### Your objective
Show every line in the records below that contains the word "weeks".

### Working data
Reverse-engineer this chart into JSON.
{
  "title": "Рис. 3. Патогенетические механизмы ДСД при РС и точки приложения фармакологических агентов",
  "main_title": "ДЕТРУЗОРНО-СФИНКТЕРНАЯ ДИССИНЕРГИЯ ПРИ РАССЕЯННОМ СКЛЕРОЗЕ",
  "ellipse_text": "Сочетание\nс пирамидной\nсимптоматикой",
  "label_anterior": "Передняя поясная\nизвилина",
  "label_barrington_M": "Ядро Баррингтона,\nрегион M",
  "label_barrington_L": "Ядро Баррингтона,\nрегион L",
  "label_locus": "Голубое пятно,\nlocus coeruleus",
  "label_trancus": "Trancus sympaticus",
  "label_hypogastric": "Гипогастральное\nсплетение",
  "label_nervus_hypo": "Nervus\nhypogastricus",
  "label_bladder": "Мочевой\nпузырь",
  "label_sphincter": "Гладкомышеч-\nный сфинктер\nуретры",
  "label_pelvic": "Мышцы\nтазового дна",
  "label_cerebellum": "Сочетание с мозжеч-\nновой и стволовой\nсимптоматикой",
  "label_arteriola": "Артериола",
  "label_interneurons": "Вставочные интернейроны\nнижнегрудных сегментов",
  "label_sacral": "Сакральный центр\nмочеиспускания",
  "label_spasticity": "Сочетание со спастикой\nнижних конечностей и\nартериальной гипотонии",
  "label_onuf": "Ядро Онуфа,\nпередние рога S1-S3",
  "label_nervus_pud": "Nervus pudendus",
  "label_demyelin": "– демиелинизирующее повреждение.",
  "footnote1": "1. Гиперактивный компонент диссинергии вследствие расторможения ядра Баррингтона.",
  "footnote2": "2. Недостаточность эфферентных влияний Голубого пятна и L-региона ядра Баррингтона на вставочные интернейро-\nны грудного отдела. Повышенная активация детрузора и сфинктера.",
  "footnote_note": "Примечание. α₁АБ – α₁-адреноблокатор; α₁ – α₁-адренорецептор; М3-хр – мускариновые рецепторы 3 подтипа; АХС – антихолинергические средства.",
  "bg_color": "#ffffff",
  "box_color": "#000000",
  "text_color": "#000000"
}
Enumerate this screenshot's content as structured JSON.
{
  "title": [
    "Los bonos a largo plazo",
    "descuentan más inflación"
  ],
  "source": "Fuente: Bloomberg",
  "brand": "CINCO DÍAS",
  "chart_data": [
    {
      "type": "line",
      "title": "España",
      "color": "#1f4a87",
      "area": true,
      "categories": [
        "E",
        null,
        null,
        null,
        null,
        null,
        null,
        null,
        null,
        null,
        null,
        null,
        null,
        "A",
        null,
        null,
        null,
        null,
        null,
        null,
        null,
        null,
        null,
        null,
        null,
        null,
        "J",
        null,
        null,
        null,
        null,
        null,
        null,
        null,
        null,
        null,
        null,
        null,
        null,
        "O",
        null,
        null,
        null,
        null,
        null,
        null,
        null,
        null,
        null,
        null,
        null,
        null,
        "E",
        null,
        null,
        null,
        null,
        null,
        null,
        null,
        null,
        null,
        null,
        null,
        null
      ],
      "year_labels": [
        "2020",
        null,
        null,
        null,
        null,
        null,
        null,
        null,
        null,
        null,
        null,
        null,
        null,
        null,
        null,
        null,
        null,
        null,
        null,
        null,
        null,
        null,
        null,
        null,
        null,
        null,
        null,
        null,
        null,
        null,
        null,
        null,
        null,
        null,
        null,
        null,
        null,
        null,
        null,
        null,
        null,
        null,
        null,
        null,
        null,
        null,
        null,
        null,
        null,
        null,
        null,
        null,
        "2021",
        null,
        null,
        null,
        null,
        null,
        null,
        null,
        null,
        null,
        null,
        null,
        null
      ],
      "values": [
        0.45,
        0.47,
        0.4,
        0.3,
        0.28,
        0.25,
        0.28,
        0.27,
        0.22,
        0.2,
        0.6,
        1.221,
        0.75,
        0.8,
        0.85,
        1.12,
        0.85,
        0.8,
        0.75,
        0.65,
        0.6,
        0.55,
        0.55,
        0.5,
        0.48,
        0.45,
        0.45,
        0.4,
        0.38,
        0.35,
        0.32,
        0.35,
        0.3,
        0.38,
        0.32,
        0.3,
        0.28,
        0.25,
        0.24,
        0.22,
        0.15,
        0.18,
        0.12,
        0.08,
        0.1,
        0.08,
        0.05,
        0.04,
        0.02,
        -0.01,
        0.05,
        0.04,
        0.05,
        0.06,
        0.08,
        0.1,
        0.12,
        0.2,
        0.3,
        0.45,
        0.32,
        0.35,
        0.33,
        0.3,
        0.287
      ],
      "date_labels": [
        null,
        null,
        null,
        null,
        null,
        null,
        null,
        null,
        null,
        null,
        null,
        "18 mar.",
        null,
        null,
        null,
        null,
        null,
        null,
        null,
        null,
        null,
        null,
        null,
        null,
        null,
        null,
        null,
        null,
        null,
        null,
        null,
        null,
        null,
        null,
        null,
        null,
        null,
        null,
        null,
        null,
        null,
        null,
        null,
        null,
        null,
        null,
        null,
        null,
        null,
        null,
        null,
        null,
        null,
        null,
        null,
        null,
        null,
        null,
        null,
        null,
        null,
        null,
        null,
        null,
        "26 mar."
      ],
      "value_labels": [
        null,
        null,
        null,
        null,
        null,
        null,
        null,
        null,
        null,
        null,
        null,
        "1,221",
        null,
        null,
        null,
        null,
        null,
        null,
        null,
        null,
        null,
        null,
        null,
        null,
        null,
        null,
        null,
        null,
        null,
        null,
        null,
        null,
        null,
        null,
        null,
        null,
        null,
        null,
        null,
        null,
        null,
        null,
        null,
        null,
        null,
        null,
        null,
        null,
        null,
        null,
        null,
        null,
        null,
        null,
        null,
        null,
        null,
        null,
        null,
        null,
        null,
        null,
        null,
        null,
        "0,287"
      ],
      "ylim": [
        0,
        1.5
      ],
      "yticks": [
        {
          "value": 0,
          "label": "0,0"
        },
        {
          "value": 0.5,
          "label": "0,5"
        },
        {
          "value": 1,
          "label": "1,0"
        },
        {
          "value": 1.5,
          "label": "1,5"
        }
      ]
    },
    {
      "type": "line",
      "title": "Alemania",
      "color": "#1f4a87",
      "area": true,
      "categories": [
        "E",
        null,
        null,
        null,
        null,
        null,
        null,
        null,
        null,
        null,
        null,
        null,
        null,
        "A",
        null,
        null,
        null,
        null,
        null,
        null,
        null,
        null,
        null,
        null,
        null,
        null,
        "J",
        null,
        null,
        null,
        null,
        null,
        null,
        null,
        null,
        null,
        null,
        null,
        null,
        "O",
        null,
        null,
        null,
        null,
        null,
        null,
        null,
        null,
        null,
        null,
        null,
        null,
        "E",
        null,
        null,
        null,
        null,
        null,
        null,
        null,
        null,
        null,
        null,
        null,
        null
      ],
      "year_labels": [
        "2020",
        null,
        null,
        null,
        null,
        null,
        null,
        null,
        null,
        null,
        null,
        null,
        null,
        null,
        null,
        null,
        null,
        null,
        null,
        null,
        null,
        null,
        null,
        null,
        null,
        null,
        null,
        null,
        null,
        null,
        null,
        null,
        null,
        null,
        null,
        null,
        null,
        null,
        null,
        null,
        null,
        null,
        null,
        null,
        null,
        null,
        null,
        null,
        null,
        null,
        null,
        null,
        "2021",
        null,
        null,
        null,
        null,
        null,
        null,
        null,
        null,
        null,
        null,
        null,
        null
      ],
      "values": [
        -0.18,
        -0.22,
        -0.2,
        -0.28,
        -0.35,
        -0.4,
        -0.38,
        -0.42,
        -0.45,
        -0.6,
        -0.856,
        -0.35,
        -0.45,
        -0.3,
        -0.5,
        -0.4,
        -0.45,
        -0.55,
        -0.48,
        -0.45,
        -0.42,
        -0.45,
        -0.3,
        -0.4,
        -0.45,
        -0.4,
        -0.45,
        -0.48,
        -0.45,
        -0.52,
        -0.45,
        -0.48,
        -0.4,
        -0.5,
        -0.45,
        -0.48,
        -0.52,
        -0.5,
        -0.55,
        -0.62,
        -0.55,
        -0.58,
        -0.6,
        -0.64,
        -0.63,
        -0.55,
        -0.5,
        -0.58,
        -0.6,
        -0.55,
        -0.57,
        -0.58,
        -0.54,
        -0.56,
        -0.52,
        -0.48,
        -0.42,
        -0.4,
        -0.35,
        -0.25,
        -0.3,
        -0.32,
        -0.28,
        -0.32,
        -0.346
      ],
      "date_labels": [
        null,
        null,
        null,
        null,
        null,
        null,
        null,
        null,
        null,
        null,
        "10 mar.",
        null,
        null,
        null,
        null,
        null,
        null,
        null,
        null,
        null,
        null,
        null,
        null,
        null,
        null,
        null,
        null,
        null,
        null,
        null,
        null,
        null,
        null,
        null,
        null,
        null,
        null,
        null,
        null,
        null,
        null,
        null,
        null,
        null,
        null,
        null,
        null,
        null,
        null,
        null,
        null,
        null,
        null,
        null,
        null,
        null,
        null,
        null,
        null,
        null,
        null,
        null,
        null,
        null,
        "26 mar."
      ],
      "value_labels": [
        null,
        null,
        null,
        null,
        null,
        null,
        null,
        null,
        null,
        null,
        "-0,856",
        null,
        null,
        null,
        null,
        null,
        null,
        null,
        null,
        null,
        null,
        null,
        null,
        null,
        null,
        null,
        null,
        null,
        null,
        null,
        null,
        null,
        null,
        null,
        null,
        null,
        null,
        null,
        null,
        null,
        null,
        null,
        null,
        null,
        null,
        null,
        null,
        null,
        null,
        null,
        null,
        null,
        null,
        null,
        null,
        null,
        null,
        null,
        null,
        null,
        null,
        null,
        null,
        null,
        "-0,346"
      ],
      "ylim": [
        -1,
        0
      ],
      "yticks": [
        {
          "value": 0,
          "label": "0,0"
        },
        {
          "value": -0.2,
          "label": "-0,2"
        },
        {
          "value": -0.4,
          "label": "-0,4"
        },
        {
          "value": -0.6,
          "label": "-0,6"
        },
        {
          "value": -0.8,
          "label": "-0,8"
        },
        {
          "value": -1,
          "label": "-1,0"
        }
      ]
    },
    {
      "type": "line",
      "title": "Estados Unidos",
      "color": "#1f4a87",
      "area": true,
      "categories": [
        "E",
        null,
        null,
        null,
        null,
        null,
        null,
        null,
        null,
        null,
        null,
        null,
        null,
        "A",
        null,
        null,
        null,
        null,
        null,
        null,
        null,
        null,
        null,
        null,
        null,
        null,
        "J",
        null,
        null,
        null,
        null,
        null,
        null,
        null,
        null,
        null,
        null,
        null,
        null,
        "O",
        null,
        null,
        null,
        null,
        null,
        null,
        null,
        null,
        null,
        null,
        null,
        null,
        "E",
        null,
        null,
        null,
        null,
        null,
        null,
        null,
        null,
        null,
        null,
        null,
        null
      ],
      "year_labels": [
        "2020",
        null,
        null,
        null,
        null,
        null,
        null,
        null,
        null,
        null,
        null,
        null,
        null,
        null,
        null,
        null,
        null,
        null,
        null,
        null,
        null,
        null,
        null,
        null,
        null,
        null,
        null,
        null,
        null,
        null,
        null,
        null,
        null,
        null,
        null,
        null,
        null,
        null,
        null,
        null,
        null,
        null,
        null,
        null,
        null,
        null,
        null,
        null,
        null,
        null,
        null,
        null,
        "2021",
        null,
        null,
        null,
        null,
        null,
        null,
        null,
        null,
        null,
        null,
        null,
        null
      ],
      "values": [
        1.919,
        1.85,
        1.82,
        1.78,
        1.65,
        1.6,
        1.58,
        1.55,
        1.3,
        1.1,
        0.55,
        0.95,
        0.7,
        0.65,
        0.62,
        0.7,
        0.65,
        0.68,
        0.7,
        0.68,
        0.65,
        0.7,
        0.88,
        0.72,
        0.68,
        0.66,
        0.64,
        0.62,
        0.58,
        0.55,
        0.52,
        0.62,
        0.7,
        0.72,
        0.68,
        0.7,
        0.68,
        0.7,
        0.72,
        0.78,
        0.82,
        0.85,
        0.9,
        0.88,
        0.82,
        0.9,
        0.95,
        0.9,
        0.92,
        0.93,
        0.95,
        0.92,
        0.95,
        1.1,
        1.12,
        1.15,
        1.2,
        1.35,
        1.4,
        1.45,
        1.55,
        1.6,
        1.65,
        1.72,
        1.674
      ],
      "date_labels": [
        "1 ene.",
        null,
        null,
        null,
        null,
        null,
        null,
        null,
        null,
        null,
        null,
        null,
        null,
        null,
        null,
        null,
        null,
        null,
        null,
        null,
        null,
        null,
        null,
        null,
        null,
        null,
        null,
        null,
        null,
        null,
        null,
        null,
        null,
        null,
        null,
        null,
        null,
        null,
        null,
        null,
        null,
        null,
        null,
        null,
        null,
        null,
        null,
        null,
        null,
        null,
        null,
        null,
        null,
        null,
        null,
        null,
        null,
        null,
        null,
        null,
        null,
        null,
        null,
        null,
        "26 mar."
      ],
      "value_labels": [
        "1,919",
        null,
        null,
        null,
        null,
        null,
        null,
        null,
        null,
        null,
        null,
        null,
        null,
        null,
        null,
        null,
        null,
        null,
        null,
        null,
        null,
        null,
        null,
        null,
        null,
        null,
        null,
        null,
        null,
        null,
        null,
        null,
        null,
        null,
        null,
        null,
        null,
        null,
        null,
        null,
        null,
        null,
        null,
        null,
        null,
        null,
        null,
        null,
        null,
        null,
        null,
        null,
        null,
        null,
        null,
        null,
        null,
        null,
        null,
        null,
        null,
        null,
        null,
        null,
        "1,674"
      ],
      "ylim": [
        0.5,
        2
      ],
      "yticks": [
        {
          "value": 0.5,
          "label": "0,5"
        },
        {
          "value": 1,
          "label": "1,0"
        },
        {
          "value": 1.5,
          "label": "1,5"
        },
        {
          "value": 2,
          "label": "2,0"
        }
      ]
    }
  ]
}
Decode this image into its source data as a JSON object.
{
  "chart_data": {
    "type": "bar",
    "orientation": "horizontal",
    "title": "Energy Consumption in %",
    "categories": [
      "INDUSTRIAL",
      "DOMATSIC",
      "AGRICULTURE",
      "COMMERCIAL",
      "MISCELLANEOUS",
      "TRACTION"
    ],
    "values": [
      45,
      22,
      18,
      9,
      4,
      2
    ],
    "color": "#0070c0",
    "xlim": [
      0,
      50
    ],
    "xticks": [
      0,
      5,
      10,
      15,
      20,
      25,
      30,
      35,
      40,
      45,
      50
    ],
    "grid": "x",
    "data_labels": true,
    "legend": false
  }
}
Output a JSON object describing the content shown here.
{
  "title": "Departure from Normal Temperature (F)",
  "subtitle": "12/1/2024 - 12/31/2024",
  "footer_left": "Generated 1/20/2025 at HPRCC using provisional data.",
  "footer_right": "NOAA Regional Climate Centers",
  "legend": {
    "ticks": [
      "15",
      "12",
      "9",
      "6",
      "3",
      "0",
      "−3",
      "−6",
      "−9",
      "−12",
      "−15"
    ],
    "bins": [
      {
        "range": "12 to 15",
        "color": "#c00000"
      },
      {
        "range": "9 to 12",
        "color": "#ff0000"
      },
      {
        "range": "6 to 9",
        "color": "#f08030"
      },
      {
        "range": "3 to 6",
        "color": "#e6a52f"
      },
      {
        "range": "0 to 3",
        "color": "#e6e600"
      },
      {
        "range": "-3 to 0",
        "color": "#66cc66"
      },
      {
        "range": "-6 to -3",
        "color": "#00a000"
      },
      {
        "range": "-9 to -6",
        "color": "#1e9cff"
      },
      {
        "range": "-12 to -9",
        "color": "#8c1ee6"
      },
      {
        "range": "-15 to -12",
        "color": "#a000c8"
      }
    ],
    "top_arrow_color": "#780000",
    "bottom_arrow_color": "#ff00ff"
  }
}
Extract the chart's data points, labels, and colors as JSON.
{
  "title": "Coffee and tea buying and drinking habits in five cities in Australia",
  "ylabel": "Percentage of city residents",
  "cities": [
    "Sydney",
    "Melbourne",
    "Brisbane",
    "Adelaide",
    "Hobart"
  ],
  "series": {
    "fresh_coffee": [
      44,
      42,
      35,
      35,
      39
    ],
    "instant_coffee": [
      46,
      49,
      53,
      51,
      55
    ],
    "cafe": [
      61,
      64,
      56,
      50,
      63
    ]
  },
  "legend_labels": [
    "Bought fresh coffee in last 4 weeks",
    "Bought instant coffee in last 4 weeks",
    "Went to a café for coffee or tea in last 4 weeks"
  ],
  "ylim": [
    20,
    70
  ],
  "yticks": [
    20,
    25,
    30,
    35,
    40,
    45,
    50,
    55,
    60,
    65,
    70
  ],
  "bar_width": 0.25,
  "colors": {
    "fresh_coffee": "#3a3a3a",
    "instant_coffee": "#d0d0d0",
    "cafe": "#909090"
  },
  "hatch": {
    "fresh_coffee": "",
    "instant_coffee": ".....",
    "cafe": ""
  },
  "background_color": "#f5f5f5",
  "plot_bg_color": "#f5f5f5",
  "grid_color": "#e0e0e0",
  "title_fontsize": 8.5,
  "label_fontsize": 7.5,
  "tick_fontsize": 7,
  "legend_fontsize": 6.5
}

### Final result
    "Bought fresh coffee in last 4 weeks",
    "Bought instant coffee in last 4 weeks",
    "Went to a café for coffee or tea in last 4 weeks"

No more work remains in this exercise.